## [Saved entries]
--------
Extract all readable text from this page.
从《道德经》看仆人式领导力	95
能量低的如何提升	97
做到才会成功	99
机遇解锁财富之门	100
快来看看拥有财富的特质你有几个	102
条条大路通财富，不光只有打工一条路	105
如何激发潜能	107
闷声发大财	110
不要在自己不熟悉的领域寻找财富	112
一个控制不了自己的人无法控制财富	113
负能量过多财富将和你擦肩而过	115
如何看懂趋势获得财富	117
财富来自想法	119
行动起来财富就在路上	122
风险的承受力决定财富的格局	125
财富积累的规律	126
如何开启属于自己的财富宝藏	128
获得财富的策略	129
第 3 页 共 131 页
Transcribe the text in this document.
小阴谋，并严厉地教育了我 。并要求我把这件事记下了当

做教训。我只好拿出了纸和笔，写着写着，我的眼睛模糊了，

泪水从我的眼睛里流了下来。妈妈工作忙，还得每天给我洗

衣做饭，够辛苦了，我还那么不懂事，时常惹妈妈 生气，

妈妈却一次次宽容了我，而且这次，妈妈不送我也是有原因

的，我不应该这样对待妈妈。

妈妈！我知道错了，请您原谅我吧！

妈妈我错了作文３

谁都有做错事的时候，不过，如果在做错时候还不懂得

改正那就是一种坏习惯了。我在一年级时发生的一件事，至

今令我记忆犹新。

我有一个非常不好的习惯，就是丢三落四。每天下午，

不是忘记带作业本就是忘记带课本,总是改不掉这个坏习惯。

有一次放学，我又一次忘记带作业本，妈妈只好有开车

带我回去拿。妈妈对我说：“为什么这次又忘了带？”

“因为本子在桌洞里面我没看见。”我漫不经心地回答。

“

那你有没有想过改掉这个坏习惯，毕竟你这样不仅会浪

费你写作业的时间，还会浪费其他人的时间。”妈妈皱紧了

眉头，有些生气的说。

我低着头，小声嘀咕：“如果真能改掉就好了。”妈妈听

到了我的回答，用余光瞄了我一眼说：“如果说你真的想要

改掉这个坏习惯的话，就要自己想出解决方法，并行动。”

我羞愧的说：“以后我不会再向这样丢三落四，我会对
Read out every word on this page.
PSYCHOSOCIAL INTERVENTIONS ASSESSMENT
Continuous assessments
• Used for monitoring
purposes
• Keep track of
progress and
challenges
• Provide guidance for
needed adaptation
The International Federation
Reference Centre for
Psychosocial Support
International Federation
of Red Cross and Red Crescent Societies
--------
## [Stated goal]
Find the line containing "Read out every word on this page." in the material above. Print it and every line after it through the end, exactly and only those.

## [Full solution]
Read out every word on this page.
PSYCHOSOCIAL INTERVENTIONS ASSESSMENT
Continuous assessments
• Used for monitoring
purposes
• Keep track of
progress and
challenges
• Provide guidance for
needed adaptation
The International Federation
Reference Centre for
Psychosocial Support
International Federation
of Red Cross and Red Crescent Societies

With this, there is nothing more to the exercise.